* Records for the exercise
• • • • • • •
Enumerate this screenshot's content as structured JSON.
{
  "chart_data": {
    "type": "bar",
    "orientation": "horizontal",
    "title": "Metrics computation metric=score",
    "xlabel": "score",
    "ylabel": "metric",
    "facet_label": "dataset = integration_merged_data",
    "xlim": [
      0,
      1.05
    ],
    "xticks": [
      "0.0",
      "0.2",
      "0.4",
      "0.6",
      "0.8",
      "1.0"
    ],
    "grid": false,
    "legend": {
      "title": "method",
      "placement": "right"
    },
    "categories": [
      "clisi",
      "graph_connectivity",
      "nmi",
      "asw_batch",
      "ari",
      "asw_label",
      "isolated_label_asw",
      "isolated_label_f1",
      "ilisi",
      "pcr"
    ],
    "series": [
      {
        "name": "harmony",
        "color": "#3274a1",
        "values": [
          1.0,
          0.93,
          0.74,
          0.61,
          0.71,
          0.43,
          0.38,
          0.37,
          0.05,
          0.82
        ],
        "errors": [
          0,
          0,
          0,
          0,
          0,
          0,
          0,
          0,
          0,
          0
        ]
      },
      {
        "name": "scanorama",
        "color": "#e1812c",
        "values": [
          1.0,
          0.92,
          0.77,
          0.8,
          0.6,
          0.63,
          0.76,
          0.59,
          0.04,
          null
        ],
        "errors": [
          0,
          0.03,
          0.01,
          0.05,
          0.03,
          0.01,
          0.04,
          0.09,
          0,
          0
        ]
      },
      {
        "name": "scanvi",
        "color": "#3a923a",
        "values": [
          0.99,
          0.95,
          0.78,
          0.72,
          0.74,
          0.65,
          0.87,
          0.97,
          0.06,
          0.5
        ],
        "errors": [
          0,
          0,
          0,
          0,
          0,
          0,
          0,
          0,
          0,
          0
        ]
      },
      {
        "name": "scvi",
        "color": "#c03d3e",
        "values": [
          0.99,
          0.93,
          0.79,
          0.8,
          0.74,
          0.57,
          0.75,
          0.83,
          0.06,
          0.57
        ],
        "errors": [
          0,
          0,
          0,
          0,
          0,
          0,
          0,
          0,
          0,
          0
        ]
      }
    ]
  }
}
• • • • • • •
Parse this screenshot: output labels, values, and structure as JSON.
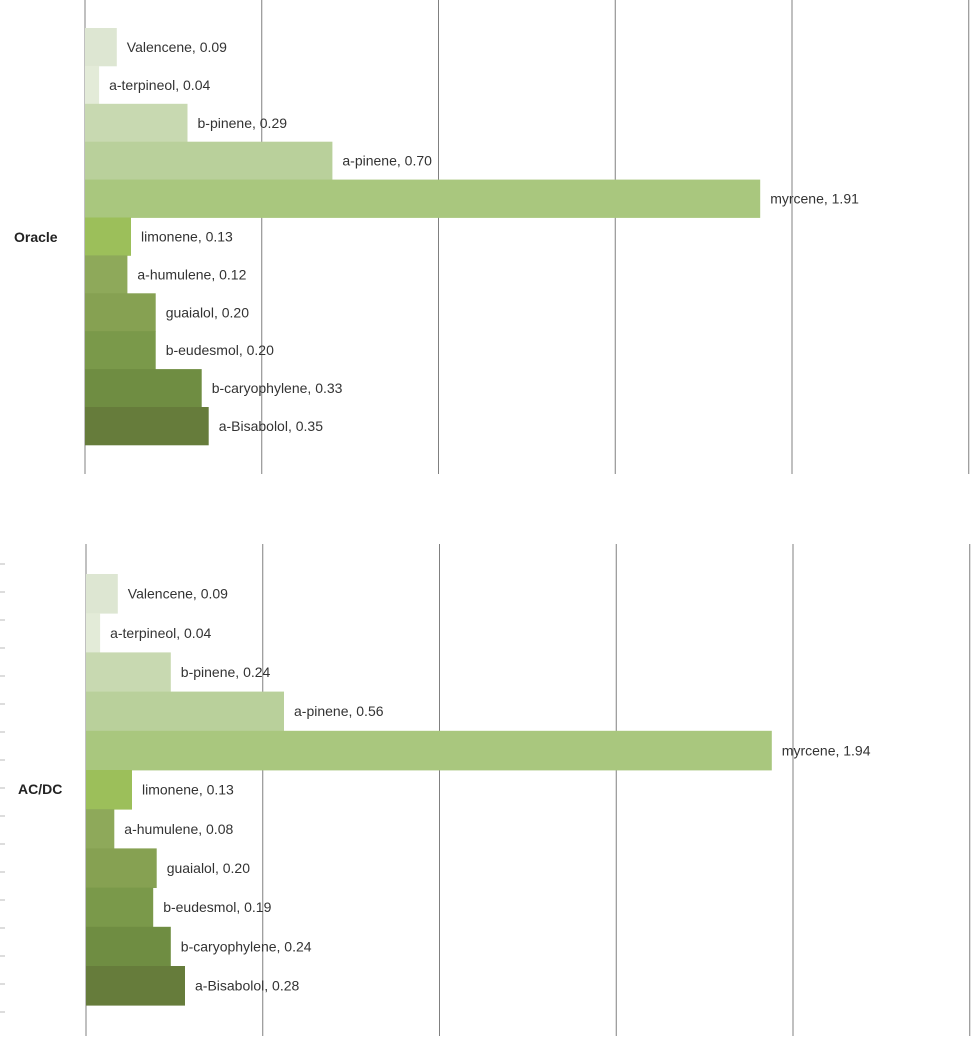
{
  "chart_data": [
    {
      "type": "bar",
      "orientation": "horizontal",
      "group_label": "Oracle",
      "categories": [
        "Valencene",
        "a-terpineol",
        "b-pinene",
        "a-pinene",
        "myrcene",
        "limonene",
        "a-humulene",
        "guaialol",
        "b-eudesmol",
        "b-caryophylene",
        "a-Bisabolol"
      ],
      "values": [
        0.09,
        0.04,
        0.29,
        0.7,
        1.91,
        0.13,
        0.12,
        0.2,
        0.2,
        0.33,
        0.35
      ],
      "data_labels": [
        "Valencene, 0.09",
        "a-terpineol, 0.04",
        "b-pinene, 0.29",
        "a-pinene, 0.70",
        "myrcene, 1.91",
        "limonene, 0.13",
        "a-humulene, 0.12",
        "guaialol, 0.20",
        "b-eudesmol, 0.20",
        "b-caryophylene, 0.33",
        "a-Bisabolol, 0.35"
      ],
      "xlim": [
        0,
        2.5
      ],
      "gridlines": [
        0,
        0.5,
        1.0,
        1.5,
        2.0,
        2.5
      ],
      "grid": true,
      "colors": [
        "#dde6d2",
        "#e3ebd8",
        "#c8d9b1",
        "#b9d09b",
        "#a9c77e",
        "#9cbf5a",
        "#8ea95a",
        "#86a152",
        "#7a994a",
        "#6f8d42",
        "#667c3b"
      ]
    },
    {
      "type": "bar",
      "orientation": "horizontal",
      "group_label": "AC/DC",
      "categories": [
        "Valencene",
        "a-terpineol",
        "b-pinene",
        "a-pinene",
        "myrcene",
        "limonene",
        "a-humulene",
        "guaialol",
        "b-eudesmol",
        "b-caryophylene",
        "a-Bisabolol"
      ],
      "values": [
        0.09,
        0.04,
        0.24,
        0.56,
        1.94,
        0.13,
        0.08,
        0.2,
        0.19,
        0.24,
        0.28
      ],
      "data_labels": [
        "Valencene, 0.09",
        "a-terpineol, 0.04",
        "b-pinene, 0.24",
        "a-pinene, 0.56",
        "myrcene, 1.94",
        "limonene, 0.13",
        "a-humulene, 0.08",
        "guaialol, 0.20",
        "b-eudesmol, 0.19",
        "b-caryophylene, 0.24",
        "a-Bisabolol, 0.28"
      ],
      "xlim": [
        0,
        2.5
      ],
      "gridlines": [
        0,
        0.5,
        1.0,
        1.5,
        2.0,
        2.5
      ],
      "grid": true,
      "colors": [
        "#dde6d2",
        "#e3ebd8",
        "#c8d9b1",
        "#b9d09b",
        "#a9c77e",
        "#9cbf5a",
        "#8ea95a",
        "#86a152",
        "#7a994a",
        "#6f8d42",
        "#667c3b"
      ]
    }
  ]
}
• • • • • • •
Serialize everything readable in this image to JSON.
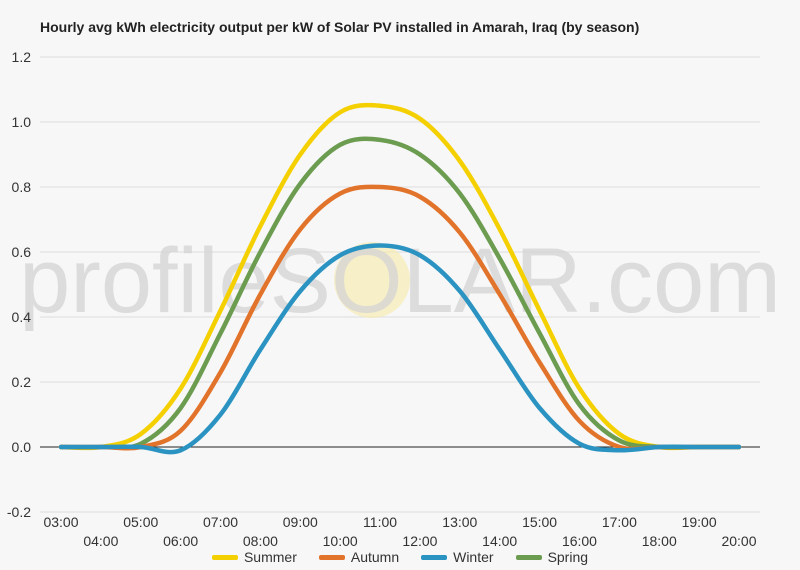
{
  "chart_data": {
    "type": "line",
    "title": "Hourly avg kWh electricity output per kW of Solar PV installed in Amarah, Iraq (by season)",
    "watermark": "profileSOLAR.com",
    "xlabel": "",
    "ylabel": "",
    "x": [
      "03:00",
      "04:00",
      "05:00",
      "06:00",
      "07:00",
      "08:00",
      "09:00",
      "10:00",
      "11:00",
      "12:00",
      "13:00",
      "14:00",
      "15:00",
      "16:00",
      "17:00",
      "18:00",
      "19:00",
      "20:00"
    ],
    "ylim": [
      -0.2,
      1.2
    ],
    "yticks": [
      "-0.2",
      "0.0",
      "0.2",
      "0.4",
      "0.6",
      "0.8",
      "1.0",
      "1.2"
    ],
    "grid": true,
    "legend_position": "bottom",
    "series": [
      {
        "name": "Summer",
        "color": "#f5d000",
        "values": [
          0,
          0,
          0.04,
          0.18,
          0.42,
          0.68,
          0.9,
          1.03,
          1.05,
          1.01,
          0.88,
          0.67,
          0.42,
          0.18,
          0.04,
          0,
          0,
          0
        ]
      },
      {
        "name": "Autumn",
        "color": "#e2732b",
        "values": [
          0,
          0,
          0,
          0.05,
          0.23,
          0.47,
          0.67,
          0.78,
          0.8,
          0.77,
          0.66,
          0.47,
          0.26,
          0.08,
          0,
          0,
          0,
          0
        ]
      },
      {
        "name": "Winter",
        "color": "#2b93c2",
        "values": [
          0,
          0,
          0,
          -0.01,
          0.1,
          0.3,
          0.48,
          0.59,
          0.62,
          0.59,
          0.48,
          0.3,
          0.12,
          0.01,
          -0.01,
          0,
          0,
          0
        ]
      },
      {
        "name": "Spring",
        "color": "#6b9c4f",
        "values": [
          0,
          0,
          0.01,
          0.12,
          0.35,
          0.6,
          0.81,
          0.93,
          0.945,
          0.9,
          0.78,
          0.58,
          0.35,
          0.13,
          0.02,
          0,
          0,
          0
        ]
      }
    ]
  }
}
• • • • • • •
* What is expected
Which lines hold the word "this"? Copy all of them.

* Answer
Enumerate this screenshot's content as structured JSON.
Parse this screenshot: output labels, values, and structure as JSON.
Serialize everything readable in this image to JSON.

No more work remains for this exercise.